**DATASET ROWS**.
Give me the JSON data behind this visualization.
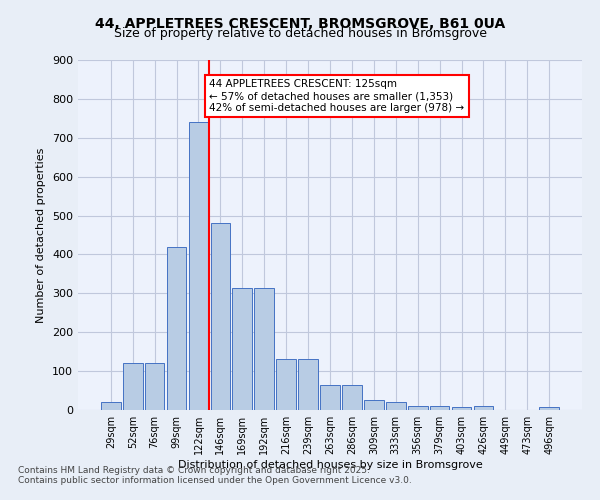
{
  "title1": "44, APPLETREES CRESCENT, BROMSGROVE, B61 0UA",
  "title2": "Size of property relative to detached houses in Bromsgrove",
  "xlabel": "Distribution of detached houses by size in Bromsgrove",
  "ylabel": "Number of detached properties",
  "categories": [
    "29sqm",
    "52sqm",
    "76sqm",
    "99sqm",
    "122sqm",
    "146sqm",
    "169sqm",
    "192sqm",
    "216sqm",
    "239sqm",
    "263sqm",
    "286sqm",
    "309sqm",
    "333sqm",
    "356sqm",
    "379sqm",
    "403sqm",
    "426sqm",
    "449sqm",
    "473sqm",
    "496sqm"
  ],
  "values": [
    20,
    120,
    120,
    420,
    740,
    480,
    315,
    315,
    130,
    130,
    65,
    65,
    25,
    20,
    10,
    10,
    8,
    10,
    0,
    0,
    8
  ],
  "bar_color": "#b8cce4",
  "bar_edge_color": "#4472c4",
  "vline_x": 4,
  "vline_color": "red",
  "annotation_text": "44 APPLETREES CRESCENT: 125sqm\n← 57% of detached houses are smaller (1,353)\n42% of semi-detached houses are larger (978) →",
  "annotation_box_color": "white",
  "annotation_box_edge": "red",
  "ylim": [
    0,
    900
  ],
  "yticks": [
    0,
    100,
    200,
    300,
    400,
    500,
    600,
    700,
    800,
    900
  ],
  "footer": "Contains HM Land Registry data © Crown copyright and database right 2025.\nContains public sector information licensed under the Open Government Licence v3.0.",
  "bg_color": "#e8eef7",
  "plot_bg_color": "#edf2fc",
  "grid_color": "#c0c8dc"
}
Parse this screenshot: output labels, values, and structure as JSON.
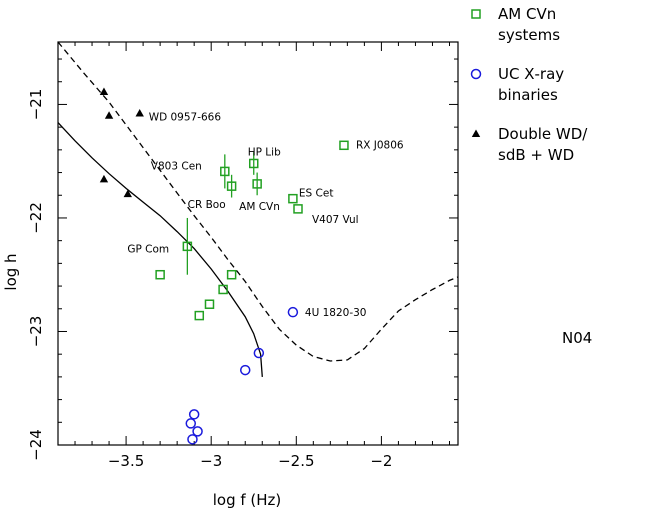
{
  "chart_data": {
    "type": "scatter",
    "title": "",
    "xlabel": "log f (Hz)",
    "ylabel": "log h",
    "xlim": [
      -3.9,
      -1.55
    ],
    "ylim": [
      -24.0,
      -20.45
    ],
    "x_ticks": [
      {
        "value": -3.5,
        "label": "−3.5"
      },
      {
        "value": -3.0,
        "label": "−3"
      },
      {
        "value": -2.5,
        "label": "−2.5"
      },
      {
        "value": -2.0,
        "label": "−2"
      }
    ],
    "y_ticks": [
      {
        "value": -21,
        "label": "−21"
      },
      {
        "value": -22,
        "label": "−22"
      },
      {
        "value": -23,
        "label": "−23"
      },
      {
        "value": -24,
        "label": "−24"
      }
    ],
    "colors": {
      "amcvn": "#22a022",
      "ucxray": "#1a1adc",
      "doublewd": "#000000",
      "curves": "#000000"
    },
    "series": [
      {
        "name": "AM CVn systems",
        "marker": "square",
        "points": [
          {
            "x": -2.92,
            "y": -21.59,
            "yerr": 0.15,
            "label": "V803 Cen"
          },
          {
            "x": -2.75,
            "y": -21.52,
            "yerr": 0.1,
            "label": "HP Lib"
          },
          {
            "x": -2.22,
            "y": -21.36,
            "label": "RX J0806"
          },
          {
            "x": -2.88,
            "y": -21.72,
            "yerr": 0.1,
            "label": "CR Boo"
          },
          {
            "x": -2.73,
            "y": -21.7,
            "yerr": 0.1,
            "label": "AM CVn"
          },
          {
            "x": -2.52,
            "y": -21.83,
            "label": "ES Cet"
          },
          {
            "x": -2.49,
            "y": -21.92,
            "label": "V407 Vul"
          },
          {
            "x": -3.14,
            "y": -22.25,
            "yerr": 0.25,
            "label": "GP Com"
          },
          {
            "x": -3.3,
            "y": -22.5
          },
          {
            "x": -2.88,
            "y": -22.5
          },
          {
            "x": -2.93,
            "y": -22.63
          },
          {
            "x": -3.01,
            "y": -22.76
          },
          {
            "x": -3.07,
            "y": -22.86
          }
        ]
      },
      {
        "name": "UC X-ray binaries",
        "marker": "circle",
        "points": [
          {
            "x": -2.52,
            "y": -22.83,
            "label": "4U 1820-30"
          },
          {
            "x": -2.72,
            "y": -23.19
          },
          {
            "x": -2.8,
            "y": -23.34
          },
          {
            "x": -3.1,
            "y": -23.73
          },
          {
            "x": -3.12,
            "y": -23.81
          },
          {
            "x": -3.08,
            "y": -23.88
          },
          {
            "x": -3.11,
            "y": -23.95
          }
        ]
      },
      {
        "name": "Double WD/ sdB + WD",
        "marker": "triangle",
        "points": [
          {
            "x": -3.63,
            "y": -20.89
          },
          {
            "x": -3.6,
            "y": -21.1
          },
          {
            "x": -3.42,
            "y": -21.08,
            "label": "WD 0957-666"
          },
          {
            "x": -3.63,
            "y": -21.66
          },
          {
            "x": -3.49,
            "y": -21.79
          }
        ]
      }
    ],
    "curves": [
      {
        "name": "solid sensitivity curve",
        "style": "solid",
        "points": [
          [
            -3.9,
            -21.16
          ],
          [
            -3.8,
            -21.32
          ],
          [
            -3.7,
            -21.47
          ],
          [
            -3.6,
            -21.61
          ],
          [
            -3.5,
            -21.74
          ],
          [
            -3.4,
            -21.86
          ],
          [
            -3.3,
            -21.98
          ],
          [
            -3.2,
            -22.12
          ],
          [
            -3.1,
            -22.27
          ],
          [
            -3.0,
            -22.45
          ],
          [
            -2.9,
            -22.65
          ],
          [
            -2.8,
            -22.87
          ],
          [
            -2.75,
            -23.02
          ],
          [
            -2.71,
            -23.2
          ],
          [
            -2.7,
            -23.4
          ]
        ]
      },
      {
        "name": "dashed sensitivity curve",
        "style": "dashed",
        "points": [
          [
            -3.9,
            -20.45
          ],
          [
            -3.75,
            -20.72
          ],
          [
            -3.6,
            -20.98
          ],
          [
            -3.5,
            -21.18
          ],
          [
            -3.4,
            -21.38
          ],
          [
            -3.3,
            -21.58
          ],
          [
            -3.2,
            -21.78
          ],
          [
            -3.1,
            -21.98
          ],
          [
            -3.0,
            -22.17
          ],
          [
            -2.9,
            -22.37
          ],
          [
            -2.8,
            -22.56
          ],
          [
            -2.7,
            -22.78
          ],
          [
            -2.6,
            -22.98
          ],
          [
            -2.5,
            -23.12
          ],
          [
            -2.4,
            -23.22
          ],
          [
            -2.3,
            -23.26
          ],
          [
            -2.2,
            -23.25
          ],
          [
            -2.1,
            -23.15
          ],
          [
            -2.0,
            -22.98
          ],
          [
            -1.9,
            -22.82
          ],
          [
            -1.8,
            -22.72
          ],
          [
            -1.7,
            -22.63
          ],
          [
            -1.6,
            -22.55
          ],
          [
            -1.55,
            -22.52
          ]
        ]
      }
    ],
    "side_note": "N04"
  },
  "legend": [
    {
      "marker": "square",
      "color": "#22a022",
      "lines": [
        "AM CVn",
        "systems"
      ]
    },
    {
      "marker": "circle",
      "color": "#1a1adc",
      "lines": [
        "UC X‐ray",
        "binaries"
      ]
    },
    {
      "marker": "triangle",
      "color": "#000000",
      "lines": [
        "Double WD/",
        "sdB + WD"
      ]
    }
  ]
}
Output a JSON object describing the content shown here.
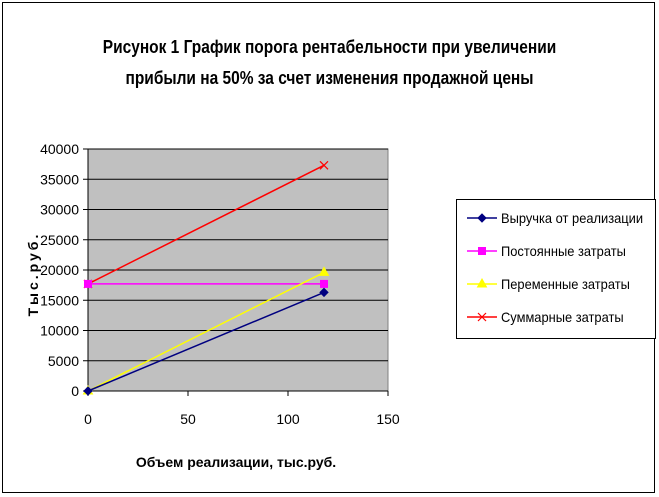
{
  "chart_data": {
    "type": "line",
    "title_line1": "Рисунок 1 График порога рентабельности при увеличении",
    "title_line2": "прибыли на 50% за счет изменения продажной цены",
    "xlabel": "Объем реализации, тыс.руб.",
    "ylabel": "Тыс.руб.",
    "xlim": [
      0,
      150
    ],
    "ylim": [
      0,
      40000
    ],
    "x_ticks": [
      0,
      50,
      100,
      150
    ],
    "y_ticks": [
      0,
      5000,
      10000,
      15000,
      20000,
      25000,
      30000,
      35000,
      40000
    ],
    "grid": "horizontal",
    "plot_background": "#c0c0c0",
    "legend_position": "right",
    "series": [
      {
        "name": "Выручка от реализации",
        "color": "#000080",
        "marker": "diamond",
        "points": [
          [
            0,
            0
          ],
          [
            118,
            16300
          ]
        ]
      },
      {
        "name": "Постоянные затраты",
        "color": "#ff00ff",
        "marker": "square",
        "points": [
          [
            0,
            17700
          ],
          [
            118,
            17700
          ]
        ]
      },
      {
        "name": "Переменные затраты",
        "color": "#ffff00",
        "marker": "triangle",
        "points": [
          [
            0,
            0
          ],
          [
            118,
            19600
          ]
        ]
      },
      {
        "name": "Суммарные затраты",
        "color": "#ff0000",
        "marker": "x",
        "points": [
          [
            0,
            17700
          ],
          [
            118,
            37300
          ]
        ]
      }
    ]
  }
}
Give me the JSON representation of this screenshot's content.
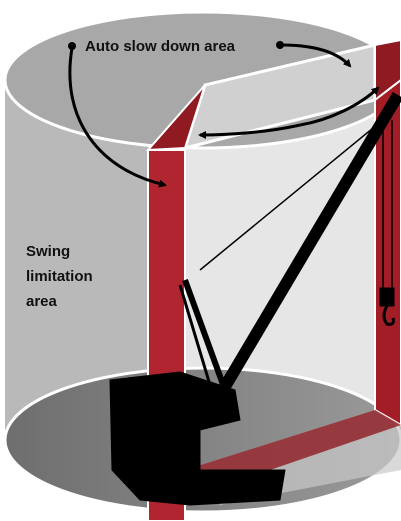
{
  "labels": {
    "auto_slow_down": "Auto slow down area",
    "swing_limitation": [
      "Swing",
      "limitation",
      "area"
    ]
  }
}
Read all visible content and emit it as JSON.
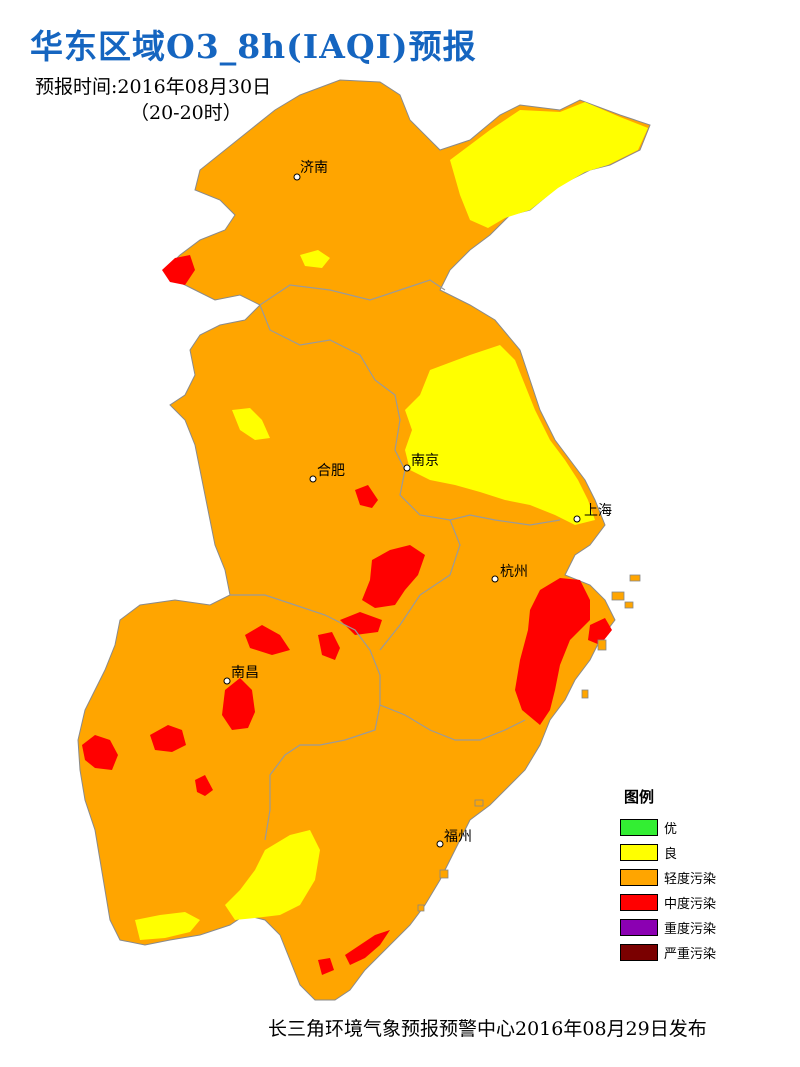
{
  "title": "华东区域O3_8h(IAQI)预报",
  "forecast_time_line": "预报时间:2016年08月30日",
  "forecast_period_line": "（20-20时）",
  "cities": [
    {
      "key": "jinan",
      "name": "济南"
    },
    {
      "key": "nanjing",
      "name": "南京"
    },
    {
      "key": "hefei",
      "name": "合肥"
    },
    {
      "key": "shanghai",
      "name": "上海"
    },
    {
      "key": "hangzhou",
      "name": "杭州"
    },
    {
      "key": "nanchang",
      "name": "南昌"
    },
    {
      "key": "fuzhou",
      "name": "福州"
    }
  ],
  "legend": {
    "title": "图例",
    "items": [
      {
        "label": "优",
        "color": "#33ee33"
      },
      {
        "label": "良",
        "color": "#ffff00"
      },
      {
        "label": "轻度污染",
        "color": "#ffa500"
      },
      {
        "label": "中度污染",
        "color": "#ff0000"
      },
      {
        "label": "重度污染",
        "color": "#8b00b2"
      },
      {
        "label": "严重污染",
        "color": "#7a0000"
      }
    ]
  },
  "footer": "长三角环境气象预报预警中心2016年08月29日发布",
  "colors": {
    "title": "#1565c0",
    "good": "#ffff00",
    "light": "#ffa500",
    "moderate": "#ff0000",
    "border": "#999999"
  }
}
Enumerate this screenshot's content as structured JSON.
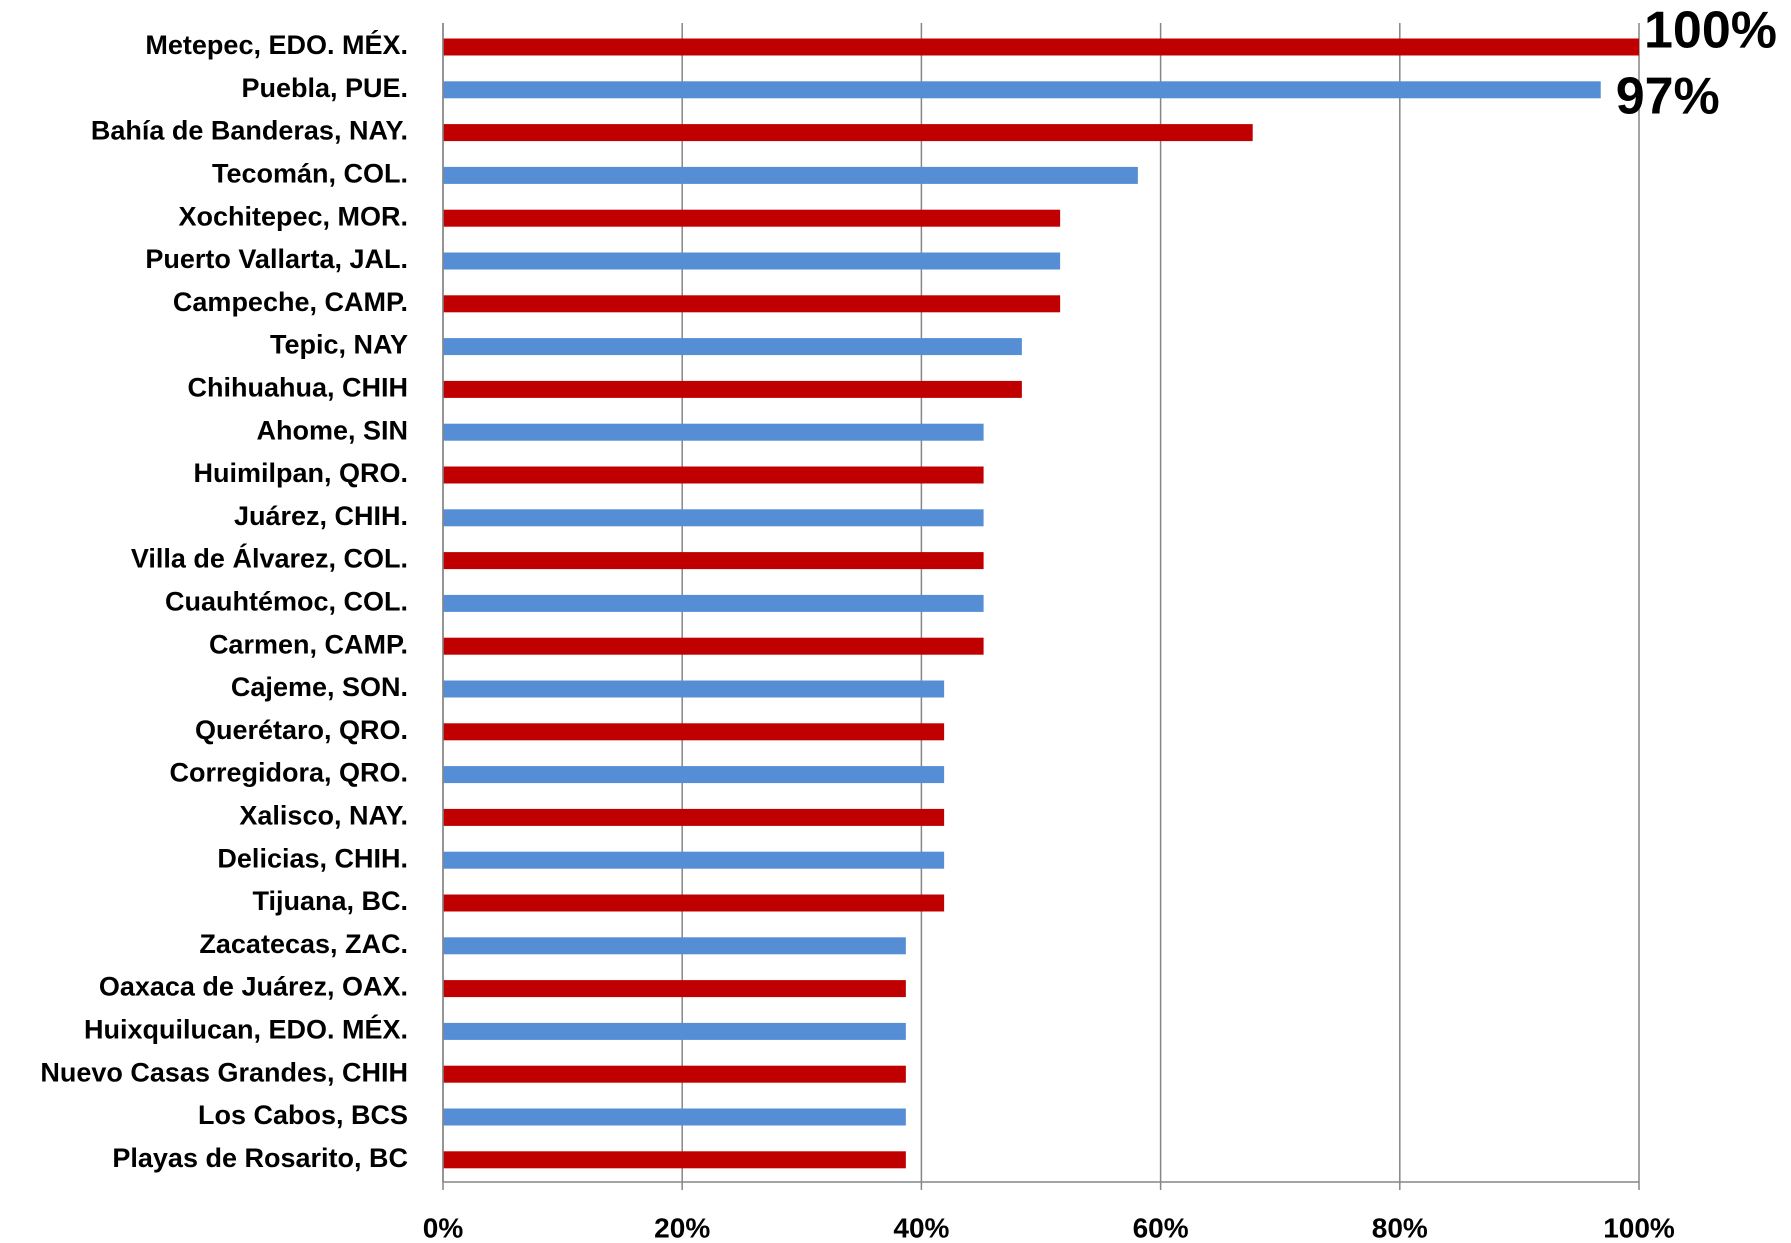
{
  "chart_data": {
    "type": "hbar",
    "categories": [
      "Metepec, EDO. MÉX.",
      "Puebla, PUE.",
      "Bahía de Banderas, NAY.",
      "Tecomán, COL.",
      "Xochitepec, MOR.",
      "Puerto Vallarta, JAL.",
      "Campeche, CAMP.",
      "Tepic, NAY",
      "Chihuahua, CHIH",
      "Ahome, SIN",
      "Huimilpan, QRO.",
      "Juárez, CHIH.",
      "Villa de Álvarez, COL.",
      "Cuauhtémoc, COL.",
      "Carmen, CAMP.",
      "Cajeme, SON.",
      "Querétaro, QRO.",
      "Corregidora, QRO.",
      "Xalisco, NAY.",
      "Delicias, CHIH.",
      "Tijuana, BC.",
      "Zacatecas, ZAC.",
      "Oaxaca de Juárez, OAX.",
      "Huixquilucan, EDO. MÉX.",
      "Nuevo Casas Grandes, CHIH",
      "Los Cabos, BCS",
      "Playas de Rosarito, BC"
    ],
    "values": [
      100,
      96.8,
      67.7,
      58.1,
      51.6,
      51.6,
      51.6,
      48.4,
      48.4,
      45.2,
      45.2,
      45.2,
      45.2,
      45.2,
      45.2,
      41.9,
      41.9,
      41.9,
      41.9,
      41.9,
      41.9,
      38.7,
      38.7,
      38.7,
      38.7,
      38.7,
      38.7
    ],
    "value_labels": [
      "100%",
      "97%",
      null,
      null,
      null,
      null,
      null,
      null,
      null,
      null,
      null,
      null,
      null,
      null,
      null,
      null,
      null,
      null,
      null,
      null,
      null,
      null,
      null,
      null,
      null,
      null,
      null
    ],
    "colors": [
      "#c00000",
      "#558ed5",
      "#c00000",
      "#558ed5",
      "#c00000",
      "#558ed5",
      "#c00000",
      "#558ed5",
      "#c00000",
      "#558ed5",
      "#c00000",
      "#558ed5",
      "#c00000",
      "#558ed5",
      "#c00000",
      "#558ed5",
      "#c00000",
      "#558ed5",
      "#c00000",
      "#558ed5",
      "#c00000",
      "#558ed5",
      "#c00000",
      "#558ed5",
      "#c00000",
      "#558ed5",
      "#c00000"
    ],
    "xlim": [
      0,
      100
    ],
    "xticks": [
      {
        "value": 0,
        "label": "0%"
      },
      {
        "value": 20,
        "label": "20%"
      },
      {
        "value": 40,
        "label": "40%"
      },
      {
        "value": 60,
        "label": "60%"
      },
      {
        "value": 80,
        "label": "80%"
      },
      {
        "value": 100,
        "label": "100%"
      }
    ],
    "grid": true
  }
}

**WHAT YOU ARE ASKED TO DO**. Check every line of the entries above for the word "area" and report how many lines contain it, giving the number only.

**CORRECT OUTPUT**. 2